Restate the records that follow word for word; no pictures should appear.

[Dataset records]
## BEGIN
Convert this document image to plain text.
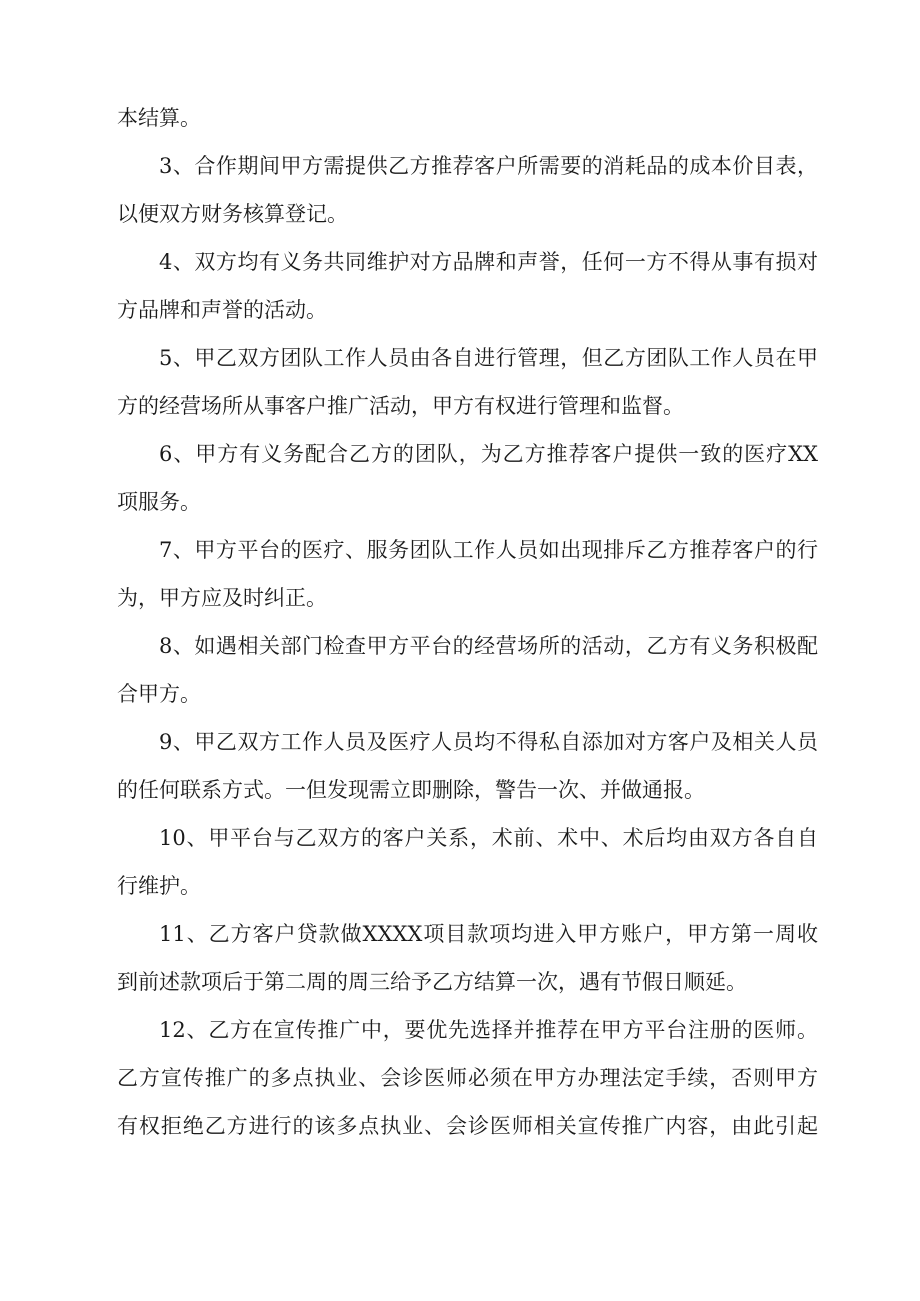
本结算。
3、合作期间甲方需提供乙方推荐客户所需要的消耗品的成本价目表，
以便双方财务核算登记。
4、双方均有义务共同维护对方品牌和声誉，任何一方不得从事有损对
方品牌和声誉的活动。
5、甲乙双方团队工作人员由各自进行管理，但乙方团队工作人员在甲
方的经营场所从事客户推广活动，甲方有权进行管理和监督。
6、甲方有义务配合乙方的团队，为乙方推荐客户提供一致的医疗XX
项服务。
7、甲方平台的医疗、服务团队工作人员如出现排斥乙方推荐客户的行
为，甲方应及时纠正。
8、如遇相关部门检查甲方平台的经营场所的活动，乙方有义务积极配
合甲方。
9、甲乙双方工作人员及医疗人员均不得私自添加对方客户及相关人员
的任何联系方式。一但发现需立即删除，警告一次、并做通报。
10、甲平台与乙双方的客户关系，术前、术中、术后均由双方各自自
行维护。
11、乙方客户贷款做XXXX项目款项均进入甲方账户，甲方第一周收
到前述款项后于第二周的周三给予乙方结算一次，遇有节假日顺延。
12、乙方在宣传推广中，要优先选择并推荐在甲方平台注册的医师。
乙方宣传推广的多点执业、会诊医师必须在甲方办理法定手续，否则甲方
有权拒绝乙方进行的该多点执业、会诊医师相关宣传推广内容，由此引起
## END
Output of the task:
Convert this document image to plain text.
本结算。
3、合作期间甲方需提供乙方推荐客户所需要的消耗品的成本价目表，
以便双方财务核算登记。
4、双方均有义务共同维护对方品牌和声誉，任何一方不得从事有损对
方品牌和声誉的活动。
5、甲乙双方团队工作人员由各自进行管理，但乙方团队工作人员在甲
方的经营场所从事客户推广活动，甲方有权进行管理和监督。
6、甲方有义务配合乙方的团队，为乙方推荐客户提供一致的医疗XX
项服务。
7、甲方平台的医疗、服务团队工作人员如出现排斥乙方推荐客户的行
为，甲方应及时纠正。
8、如遇相关部门检查甲方平台的经营场所的活动，乙方有义务积极配
合甲方。
9、甲乙双方工作人员及医疗人员均不得私自添加对方客户及相关人员
的任何联系方式。一但发现需立即删除，警告一次、并做通报。
10、甲平台与乙双方的客户关系，术前、术中、术后均由双方各自自
行维护。
11、乙方客户贷款做XXXX项目款项均进入甲方账户，甲方第一周收
到前述款项后于第二周的周三给予乙方结算一次，遇有节假日顺延。
12、乙方在宣传推广中，要优先选择并推荐在甲方平台注册的医师。
乙方宣传推广的多点执业、会诊医师必须在甲方办理法定手续，否则甲方
有权拒绝乙方进行的该多点执业、会诊医师相关宣传推广内容，由此引起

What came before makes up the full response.